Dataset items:

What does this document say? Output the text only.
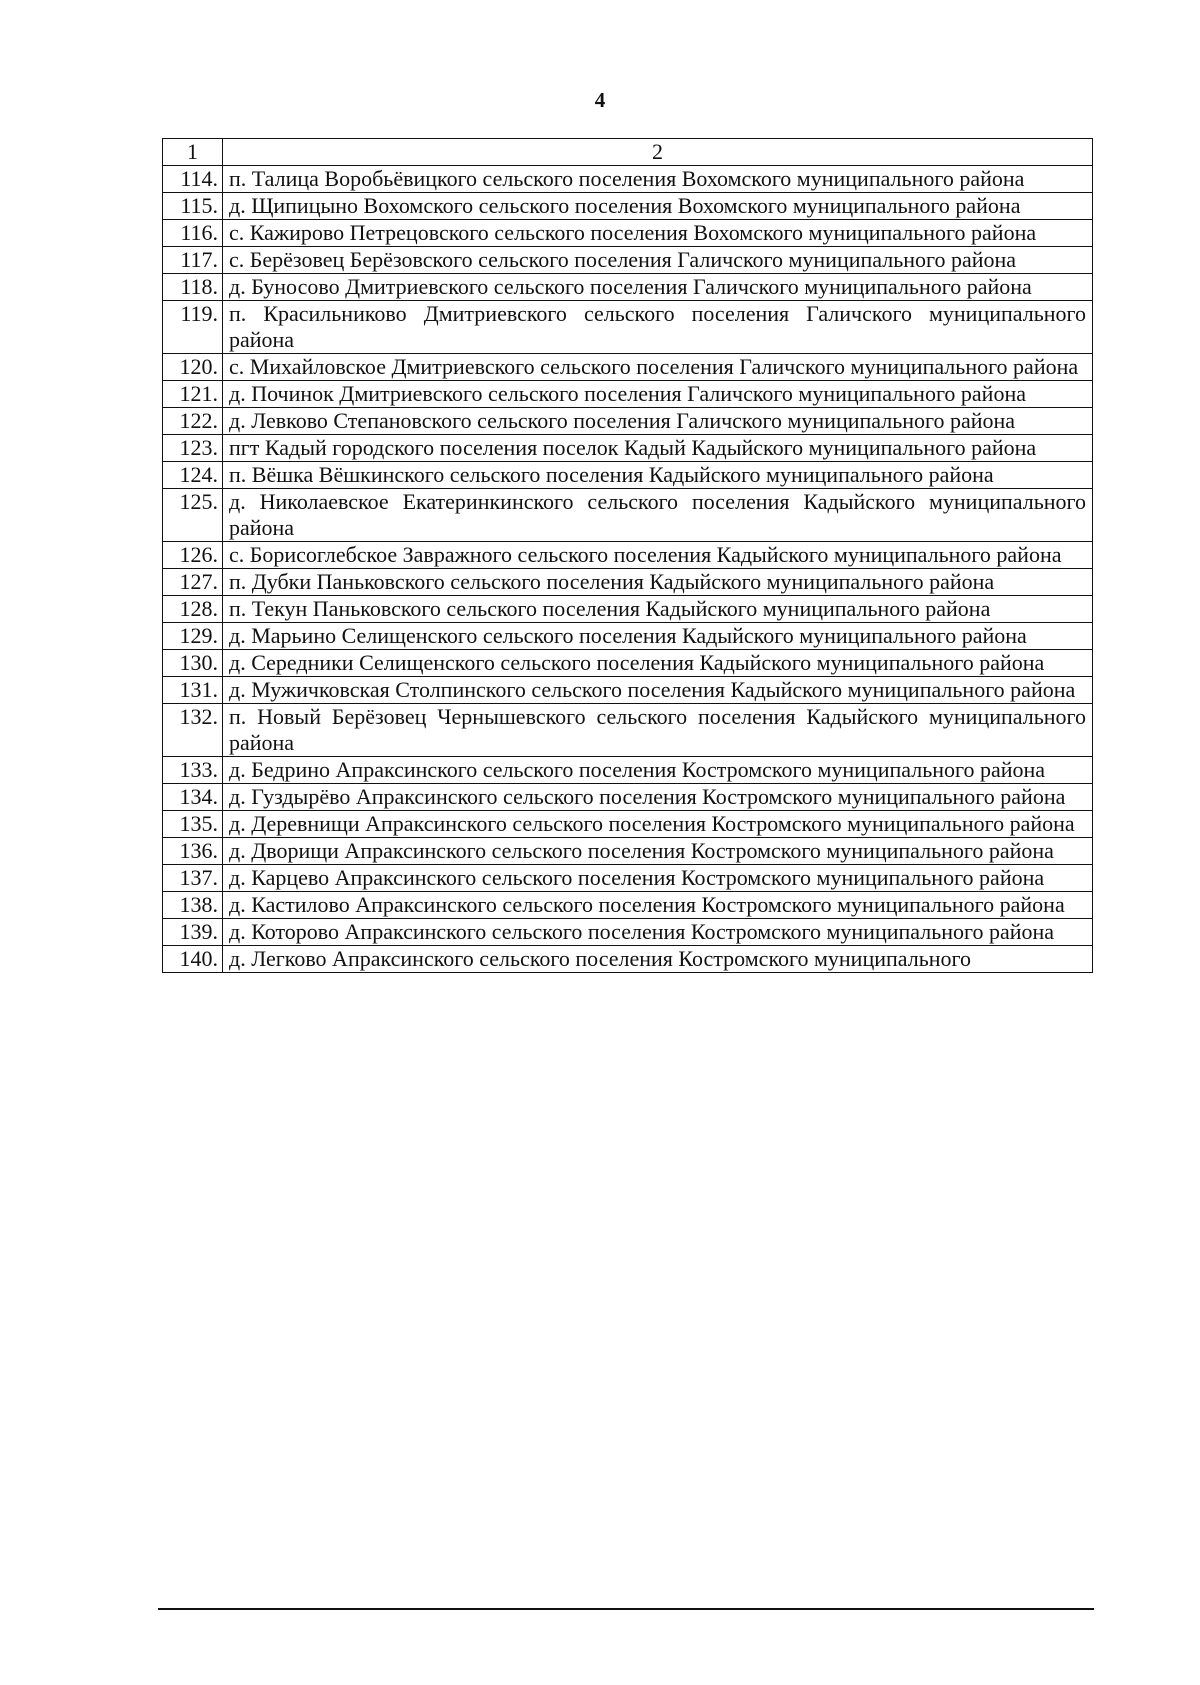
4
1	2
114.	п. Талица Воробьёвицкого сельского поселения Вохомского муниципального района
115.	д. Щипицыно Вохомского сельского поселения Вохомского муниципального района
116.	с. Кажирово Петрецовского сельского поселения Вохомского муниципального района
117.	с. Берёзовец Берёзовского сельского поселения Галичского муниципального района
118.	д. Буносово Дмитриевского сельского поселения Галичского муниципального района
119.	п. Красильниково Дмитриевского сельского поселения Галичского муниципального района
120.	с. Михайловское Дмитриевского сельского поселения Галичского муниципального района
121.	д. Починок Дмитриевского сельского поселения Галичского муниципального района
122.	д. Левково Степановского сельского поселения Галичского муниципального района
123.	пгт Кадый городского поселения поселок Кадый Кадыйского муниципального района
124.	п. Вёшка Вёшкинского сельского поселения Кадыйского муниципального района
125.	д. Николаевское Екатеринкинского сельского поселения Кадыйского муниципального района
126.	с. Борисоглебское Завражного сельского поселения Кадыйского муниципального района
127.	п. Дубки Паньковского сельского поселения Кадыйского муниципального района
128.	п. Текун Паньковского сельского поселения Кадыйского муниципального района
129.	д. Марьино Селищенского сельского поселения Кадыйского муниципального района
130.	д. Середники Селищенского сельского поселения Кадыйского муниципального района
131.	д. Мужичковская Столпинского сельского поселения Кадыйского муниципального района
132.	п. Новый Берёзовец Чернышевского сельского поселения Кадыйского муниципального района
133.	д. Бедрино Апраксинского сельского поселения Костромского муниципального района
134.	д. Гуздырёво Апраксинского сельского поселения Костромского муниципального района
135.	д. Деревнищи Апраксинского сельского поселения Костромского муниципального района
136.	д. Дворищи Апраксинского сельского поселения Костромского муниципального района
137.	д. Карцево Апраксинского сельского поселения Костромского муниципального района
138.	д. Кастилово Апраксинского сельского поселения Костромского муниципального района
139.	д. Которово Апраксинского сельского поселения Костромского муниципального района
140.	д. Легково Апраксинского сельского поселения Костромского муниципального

---

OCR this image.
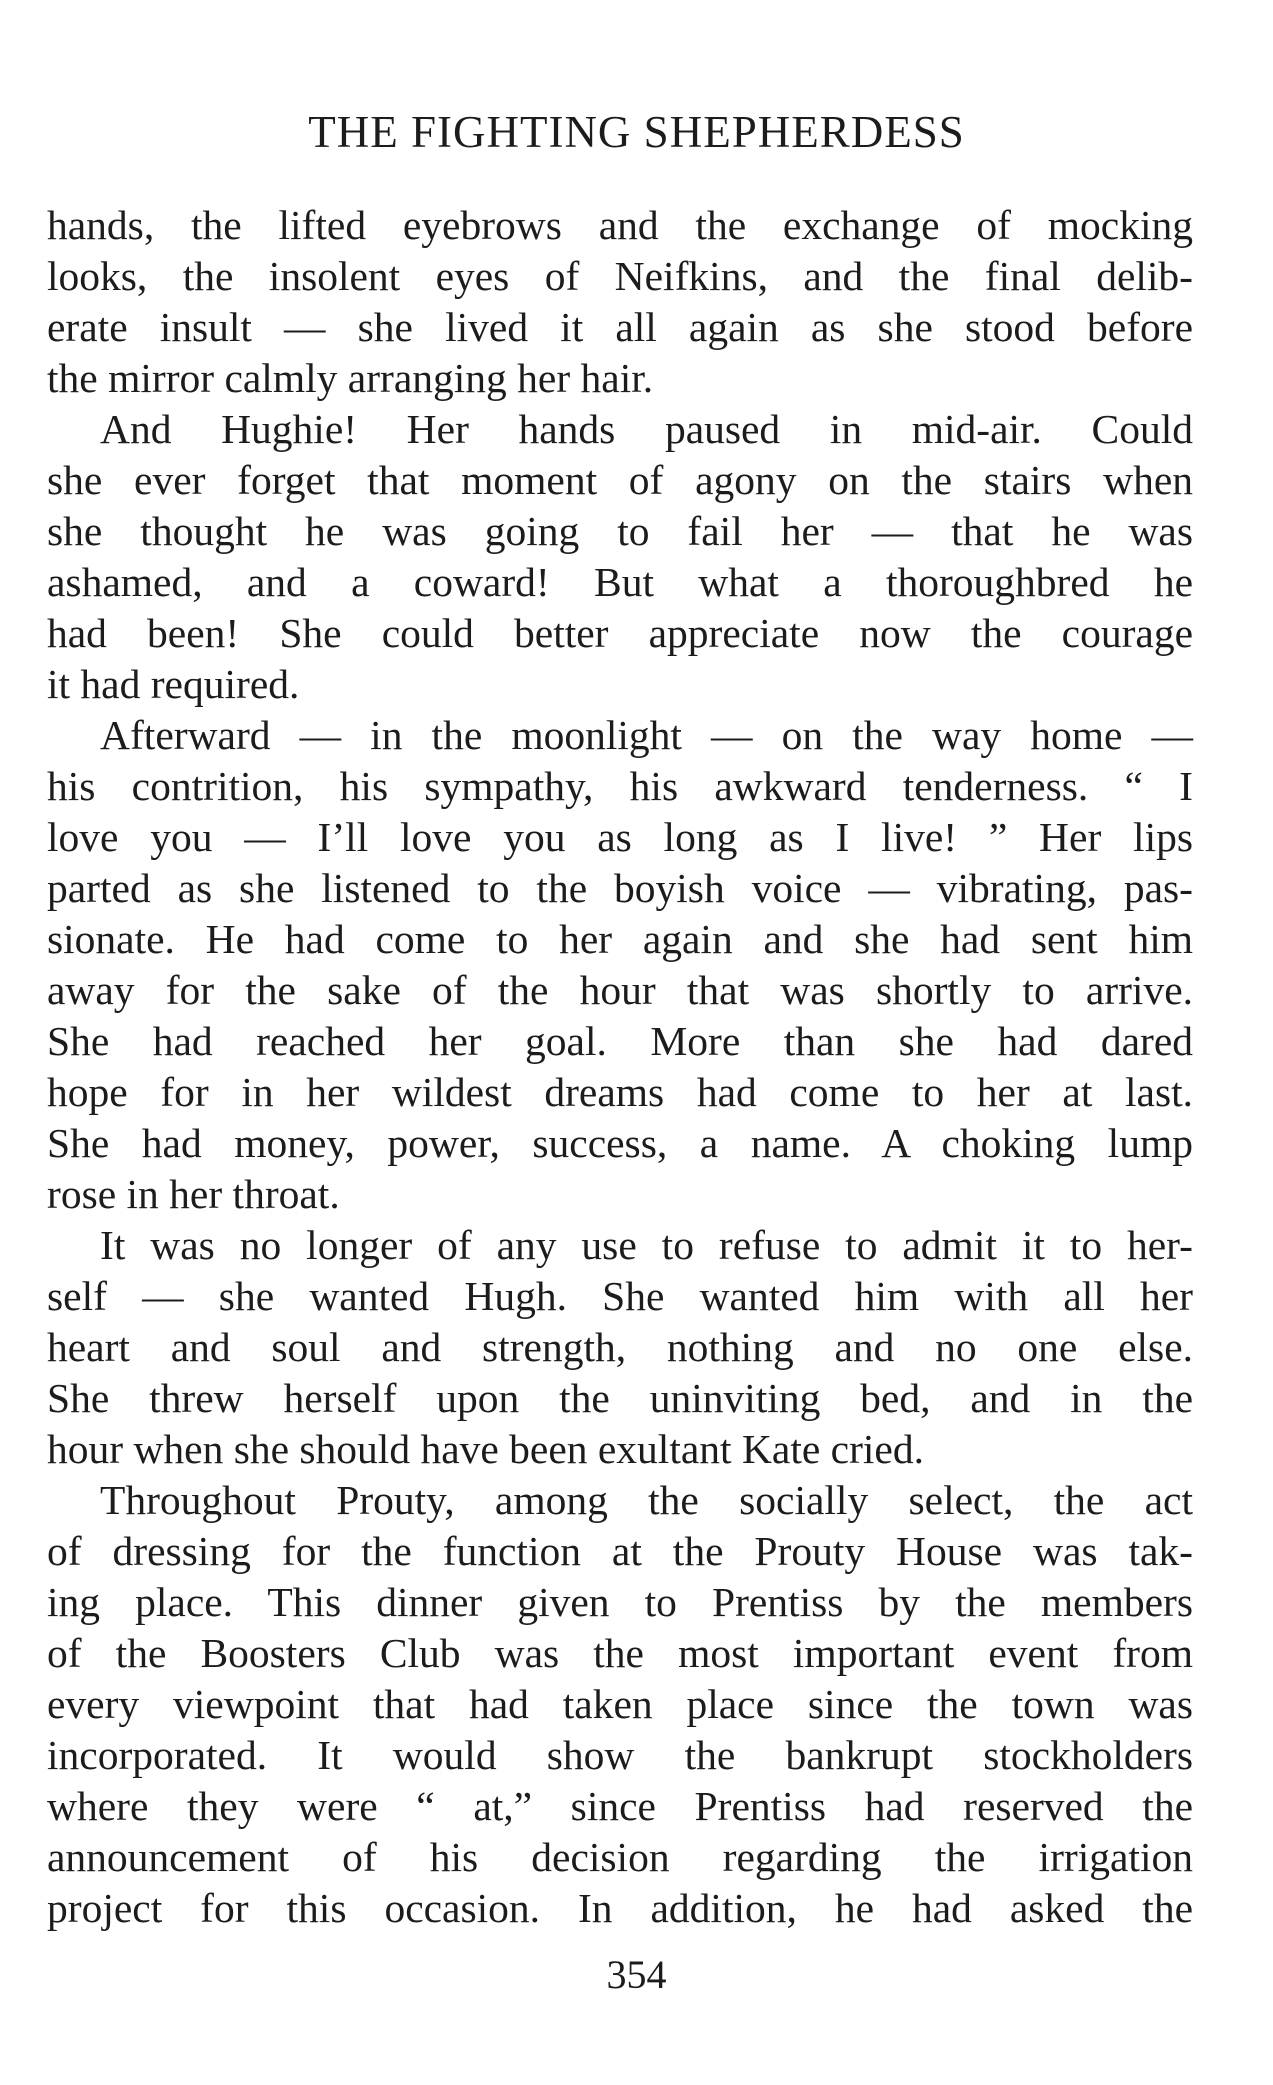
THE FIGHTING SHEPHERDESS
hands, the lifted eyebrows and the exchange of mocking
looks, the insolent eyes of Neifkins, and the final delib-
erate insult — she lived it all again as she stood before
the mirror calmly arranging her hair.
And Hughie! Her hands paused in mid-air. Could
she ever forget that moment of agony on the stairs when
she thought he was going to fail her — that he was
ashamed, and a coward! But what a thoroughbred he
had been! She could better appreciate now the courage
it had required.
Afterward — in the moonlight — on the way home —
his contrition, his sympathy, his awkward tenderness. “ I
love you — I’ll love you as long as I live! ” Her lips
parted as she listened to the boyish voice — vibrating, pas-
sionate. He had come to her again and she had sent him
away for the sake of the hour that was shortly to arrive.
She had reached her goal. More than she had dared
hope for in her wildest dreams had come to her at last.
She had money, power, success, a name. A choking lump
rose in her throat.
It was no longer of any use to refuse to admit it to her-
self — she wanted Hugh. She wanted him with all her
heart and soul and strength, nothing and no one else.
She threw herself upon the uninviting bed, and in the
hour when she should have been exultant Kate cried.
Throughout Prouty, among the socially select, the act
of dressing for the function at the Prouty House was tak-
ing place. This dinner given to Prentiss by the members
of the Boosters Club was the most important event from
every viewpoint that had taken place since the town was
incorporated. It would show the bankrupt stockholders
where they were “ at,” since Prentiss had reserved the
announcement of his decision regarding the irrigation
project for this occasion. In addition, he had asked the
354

==

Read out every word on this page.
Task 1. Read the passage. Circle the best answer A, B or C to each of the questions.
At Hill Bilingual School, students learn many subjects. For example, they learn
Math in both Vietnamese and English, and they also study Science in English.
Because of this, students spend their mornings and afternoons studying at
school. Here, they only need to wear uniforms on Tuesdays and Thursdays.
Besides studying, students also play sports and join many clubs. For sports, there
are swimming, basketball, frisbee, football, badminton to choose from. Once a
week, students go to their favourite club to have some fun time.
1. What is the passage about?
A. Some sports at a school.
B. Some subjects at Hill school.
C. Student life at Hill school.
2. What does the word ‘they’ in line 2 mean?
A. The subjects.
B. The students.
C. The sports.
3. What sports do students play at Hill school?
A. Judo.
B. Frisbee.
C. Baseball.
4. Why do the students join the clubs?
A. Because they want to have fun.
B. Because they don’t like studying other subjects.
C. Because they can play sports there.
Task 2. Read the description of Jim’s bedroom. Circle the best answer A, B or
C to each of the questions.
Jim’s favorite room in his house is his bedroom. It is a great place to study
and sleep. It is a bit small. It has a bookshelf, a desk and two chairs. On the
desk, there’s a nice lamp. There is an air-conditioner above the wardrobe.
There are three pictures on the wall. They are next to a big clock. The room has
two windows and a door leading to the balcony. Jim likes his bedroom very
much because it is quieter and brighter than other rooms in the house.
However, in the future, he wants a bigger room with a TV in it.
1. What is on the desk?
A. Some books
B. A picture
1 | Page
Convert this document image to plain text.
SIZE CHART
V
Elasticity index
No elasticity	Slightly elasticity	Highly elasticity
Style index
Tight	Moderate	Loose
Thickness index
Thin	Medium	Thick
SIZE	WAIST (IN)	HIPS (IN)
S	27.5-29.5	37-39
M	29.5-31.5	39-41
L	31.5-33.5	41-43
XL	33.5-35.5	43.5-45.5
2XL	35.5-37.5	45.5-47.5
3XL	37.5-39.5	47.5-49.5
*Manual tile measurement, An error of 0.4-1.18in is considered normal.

# [TO BE DONE]
Among the entries above, how many lines include the word "hour"? Give the number with no comment.

# [EXERCISE RESPONSE]
2